To do
Could you transcribe the material below exactly, without leaving out a single line?

Records for the task
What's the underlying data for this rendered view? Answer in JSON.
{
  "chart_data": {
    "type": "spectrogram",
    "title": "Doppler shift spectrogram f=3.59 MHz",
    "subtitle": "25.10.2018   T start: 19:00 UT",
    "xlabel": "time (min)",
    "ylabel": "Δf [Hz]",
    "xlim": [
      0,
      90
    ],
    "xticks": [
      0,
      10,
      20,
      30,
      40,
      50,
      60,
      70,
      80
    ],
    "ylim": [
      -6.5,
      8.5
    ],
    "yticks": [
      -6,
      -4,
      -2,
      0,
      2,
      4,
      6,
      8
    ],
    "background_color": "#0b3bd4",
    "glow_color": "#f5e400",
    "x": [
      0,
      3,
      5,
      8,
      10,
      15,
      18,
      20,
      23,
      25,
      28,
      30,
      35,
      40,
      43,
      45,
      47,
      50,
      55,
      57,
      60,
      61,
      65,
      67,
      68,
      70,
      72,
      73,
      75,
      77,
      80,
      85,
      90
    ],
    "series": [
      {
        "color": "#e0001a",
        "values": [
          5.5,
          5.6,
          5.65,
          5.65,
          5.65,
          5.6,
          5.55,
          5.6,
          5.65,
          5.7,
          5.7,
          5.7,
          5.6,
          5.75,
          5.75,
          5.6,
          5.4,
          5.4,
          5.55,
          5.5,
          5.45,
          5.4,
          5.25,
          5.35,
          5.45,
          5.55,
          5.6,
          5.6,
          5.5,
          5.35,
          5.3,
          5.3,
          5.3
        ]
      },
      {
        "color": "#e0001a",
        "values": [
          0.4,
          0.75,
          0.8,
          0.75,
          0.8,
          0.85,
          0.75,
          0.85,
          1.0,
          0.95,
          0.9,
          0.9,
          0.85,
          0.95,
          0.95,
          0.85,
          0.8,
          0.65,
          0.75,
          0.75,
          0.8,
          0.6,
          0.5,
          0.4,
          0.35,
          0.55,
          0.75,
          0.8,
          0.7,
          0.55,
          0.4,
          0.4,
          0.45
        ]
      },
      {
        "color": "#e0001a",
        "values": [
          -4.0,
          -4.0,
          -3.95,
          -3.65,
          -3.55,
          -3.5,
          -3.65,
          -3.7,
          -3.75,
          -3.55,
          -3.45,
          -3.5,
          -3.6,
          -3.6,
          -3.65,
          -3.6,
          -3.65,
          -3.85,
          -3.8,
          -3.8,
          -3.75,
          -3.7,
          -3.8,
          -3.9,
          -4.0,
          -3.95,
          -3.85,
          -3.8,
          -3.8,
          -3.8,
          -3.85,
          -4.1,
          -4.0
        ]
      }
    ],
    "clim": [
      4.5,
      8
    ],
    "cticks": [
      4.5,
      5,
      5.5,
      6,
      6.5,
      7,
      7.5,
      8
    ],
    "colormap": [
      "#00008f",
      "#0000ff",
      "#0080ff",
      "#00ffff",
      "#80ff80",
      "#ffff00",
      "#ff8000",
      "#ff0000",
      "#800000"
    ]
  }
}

Reply to the task
What's the underlying data for this rendered view? Answer in JSON.
{
  "chart_data": {
    "type": "spectrogram",
    "title": "Doppler shift spectrogram f=3.59 MHz",
    "subtitle": "25.10.2018   T start: 19:00 UT",
    "xlabel": "time (min)",
    "ylabel": "Δf [Hz]",
    "xlim": [
      0,
      90
    ],
    "xticks": [
      0,
      10,
      20,
      30,
      40,
      50,
      60,
      70,
      80
    ],
    "ylim": [
      -6.5,
      8.5
    ],
    "yticks": [
      -6,
      -4,
      -2,
      0,
      2,
      4,
      6,
      8
    ],
    "background_color": "#0b3bd4",
    "glow_color": "#f5e400",
    "x": [
      0,
      3,
      5,
      8,
      10,
      15,
      18,
      20,
      23,
      25,
      28,
      30,
      35,
      40,
      43,
      45,
      47,
      50,
      55,
      57,
      60,
      61,
      65,
      67,
      68,
      70,
      72,
      73,
      75,
      77,
      80,
      85,
      90
    ],
    "series": [
      {
        "color": "#e0001a",
        "values": [
          5.5,
          5.6,
          5.65,
          5.65,
          5.65,
          5.6,
          5.55,
          5.6,
          5.65,
          5.7,
          5.7,
          5.7,
          5.6,
          5.75,
          5.75,
          5.6,
          5.4,
          5.4,
          5.55,
          5.5,
          5.45,
          5.4,
          5.25,
          5.35,
          5.45,
          5.55,
          5.6,
          5.6,
          5.5,
          5.35,
          5.3,
          5.3,
          5.3
        ]
      },
      {
        "color": "#e0001a",
        "values": [
          0.4,
          0.75,
          0.8,
          0.75,
          0.8,
          0.85,
          0.75,
          0.85,
          1.0,
          0.95,
          0.9,
          0.9,
          0.85,
          0.95,
          0.95,
          0.85,
          0.8,
          0.65,
          0.75,
          0.75,
          0.8,
          0.6,
          0.5,
          0.4,
          0.35,
          0.55,
          0.75,
          0.8,
          0.7,
          0.55,
          0.4,
          0.4,
          0.45
        ]
      },
      {
        "color": "#e0001a",
        "values": [
          -4.0,
          -4.0,
          -3.95,
          -3.65,
          -3.55,
          -3.5,
          -3.65,
          -3.7,
          -3.75,
          -3.55,
          -3.45,
          -3.5,
          -3.6,
          -3.6,
          -3.65,
          -3.6,
          -3.65,
          -3.85,
          -3.8,
          -3.8,
          -3.75,
          -3.7,
          -3.8,
          -3.9,
          -4.0,
          -3.95,
          -3.85,
          -3.8,
          -3.8,
          -3.8,
          -3.85,
          -4.1,
          -4.0
        ]
      }
    ],
    "clim": [
      4.5,
      8
    ],
    "cticks": [
      4.5,
      5,
      5.5,
      6,
      6.5,
      7,
      7.5,
      8
    ],
    "colormap": [
      "#00008f",
      "#0000ff",
      "#0080ff",
      "#00ffff",
      "#80ff80",
      "#ffff00",
      "#ff8000",
      "#ff0000",
      "#800000"
    ]
  }
}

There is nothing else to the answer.